● **RECORDS SUPPLIED**

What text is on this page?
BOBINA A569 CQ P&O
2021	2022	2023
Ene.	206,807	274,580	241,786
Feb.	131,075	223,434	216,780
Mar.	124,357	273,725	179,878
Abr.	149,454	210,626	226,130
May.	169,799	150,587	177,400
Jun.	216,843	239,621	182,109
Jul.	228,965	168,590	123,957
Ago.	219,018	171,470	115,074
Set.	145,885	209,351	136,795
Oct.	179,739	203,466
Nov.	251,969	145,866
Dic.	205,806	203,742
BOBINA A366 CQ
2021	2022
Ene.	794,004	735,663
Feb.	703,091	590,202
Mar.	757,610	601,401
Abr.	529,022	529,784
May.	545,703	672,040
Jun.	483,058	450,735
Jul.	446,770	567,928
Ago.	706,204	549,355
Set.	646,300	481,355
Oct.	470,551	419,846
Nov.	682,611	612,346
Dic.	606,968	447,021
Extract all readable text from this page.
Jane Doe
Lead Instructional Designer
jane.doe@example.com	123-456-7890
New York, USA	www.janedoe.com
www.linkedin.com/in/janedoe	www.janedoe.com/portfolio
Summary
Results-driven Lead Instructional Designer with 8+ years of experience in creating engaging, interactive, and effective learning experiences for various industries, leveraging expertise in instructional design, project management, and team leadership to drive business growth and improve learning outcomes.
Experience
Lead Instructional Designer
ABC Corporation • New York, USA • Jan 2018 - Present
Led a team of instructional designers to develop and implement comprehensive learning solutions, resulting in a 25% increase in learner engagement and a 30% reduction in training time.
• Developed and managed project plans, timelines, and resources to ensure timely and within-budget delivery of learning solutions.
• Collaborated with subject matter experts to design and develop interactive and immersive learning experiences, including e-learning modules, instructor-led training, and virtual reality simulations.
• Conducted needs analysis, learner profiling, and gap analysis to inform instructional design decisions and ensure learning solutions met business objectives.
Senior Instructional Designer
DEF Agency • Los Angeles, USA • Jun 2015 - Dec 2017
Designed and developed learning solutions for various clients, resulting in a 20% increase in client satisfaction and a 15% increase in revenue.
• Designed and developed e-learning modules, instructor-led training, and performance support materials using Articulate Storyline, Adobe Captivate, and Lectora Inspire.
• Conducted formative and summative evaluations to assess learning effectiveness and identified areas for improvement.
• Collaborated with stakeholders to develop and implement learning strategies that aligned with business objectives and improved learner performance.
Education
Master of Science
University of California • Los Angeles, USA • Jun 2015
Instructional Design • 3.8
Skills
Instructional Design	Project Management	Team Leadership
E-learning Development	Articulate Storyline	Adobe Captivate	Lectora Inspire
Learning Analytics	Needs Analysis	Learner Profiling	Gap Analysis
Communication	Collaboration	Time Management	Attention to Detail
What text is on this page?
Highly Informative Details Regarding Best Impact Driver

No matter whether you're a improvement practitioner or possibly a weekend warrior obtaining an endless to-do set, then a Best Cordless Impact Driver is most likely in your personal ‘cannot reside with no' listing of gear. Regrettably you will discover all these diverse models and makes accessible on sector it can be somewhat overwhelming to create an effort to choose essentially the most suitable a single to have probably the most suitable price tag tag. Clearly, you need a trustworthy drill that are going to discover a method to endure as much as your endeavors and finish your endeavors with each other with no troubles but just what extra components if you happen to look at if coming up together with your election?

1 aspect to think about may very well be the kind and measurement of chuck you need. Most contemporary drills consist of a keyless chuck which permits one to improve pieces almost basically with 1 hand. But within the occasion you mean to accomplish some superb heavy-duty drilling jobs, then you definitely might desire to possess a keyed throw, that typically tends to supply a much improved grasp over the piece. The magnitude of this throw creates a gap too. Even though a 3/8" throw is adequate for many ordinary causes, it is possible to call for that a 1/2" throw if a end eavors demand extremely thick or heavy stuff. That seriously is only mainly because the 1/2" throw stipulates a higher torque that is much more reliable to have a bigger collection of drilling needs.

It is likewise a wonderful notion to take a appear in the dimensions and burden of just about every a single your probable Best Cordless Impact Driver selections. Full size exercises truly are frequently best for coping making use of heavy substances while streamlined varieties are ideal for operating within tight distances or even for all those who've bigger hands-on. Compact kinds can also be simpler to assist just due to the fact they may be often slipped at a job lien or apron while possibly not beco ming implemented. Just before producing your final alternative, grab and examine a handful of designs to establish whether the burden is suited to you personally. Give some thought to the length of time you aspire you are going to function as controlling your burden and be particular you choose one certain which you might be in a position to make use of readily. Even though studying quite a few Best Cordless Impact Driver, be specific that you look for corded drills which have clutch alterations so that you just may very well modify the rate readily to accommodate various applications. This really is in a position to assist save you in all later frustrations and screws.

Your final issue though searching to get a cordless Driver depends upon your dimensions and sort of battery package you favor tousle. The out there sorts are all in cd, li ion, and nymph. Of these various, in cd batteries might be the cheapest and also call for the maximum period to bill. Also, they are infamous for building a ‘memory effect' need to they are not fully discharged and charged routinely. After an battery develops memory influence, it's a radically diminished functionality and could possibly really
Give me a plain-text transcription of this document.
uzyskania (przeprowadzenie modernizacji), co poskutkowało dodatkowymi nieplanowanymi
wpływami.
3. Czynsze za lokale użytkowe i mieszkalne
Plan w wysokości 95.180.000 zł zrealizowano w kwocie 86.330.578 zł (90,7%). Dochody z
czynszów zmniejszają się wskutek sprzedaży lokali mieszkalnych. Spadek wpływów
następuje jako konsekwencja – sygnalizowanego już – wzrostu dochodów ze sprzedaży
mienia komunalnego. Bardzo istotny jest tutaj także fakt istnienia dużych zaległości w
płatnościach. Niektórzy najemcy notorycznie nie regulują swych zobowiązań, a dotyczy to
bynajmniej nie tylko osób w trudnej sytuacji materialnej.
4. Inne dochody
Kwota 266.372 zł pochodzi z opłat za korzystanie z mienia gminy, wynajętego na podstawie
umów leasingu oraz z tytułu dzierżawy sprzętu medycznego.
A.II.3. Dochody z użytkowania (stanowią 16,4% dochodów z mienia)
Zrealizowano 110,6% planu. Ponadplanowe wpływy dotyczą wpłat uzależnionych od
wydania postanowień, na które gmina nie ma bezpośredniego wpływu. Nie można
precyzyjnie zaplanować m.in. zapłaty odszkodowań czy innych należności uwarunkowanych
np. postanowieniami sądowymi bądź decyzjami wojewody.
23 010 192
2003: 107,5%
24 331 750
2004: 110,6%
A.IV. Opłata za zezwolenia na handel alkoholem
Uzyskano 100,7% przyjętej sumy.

● **PROBLEM STATEMENT**
Respond with nothing but the number of lines in the entries that contain the string "resulting".

● **CORRECT RESPONSE**
2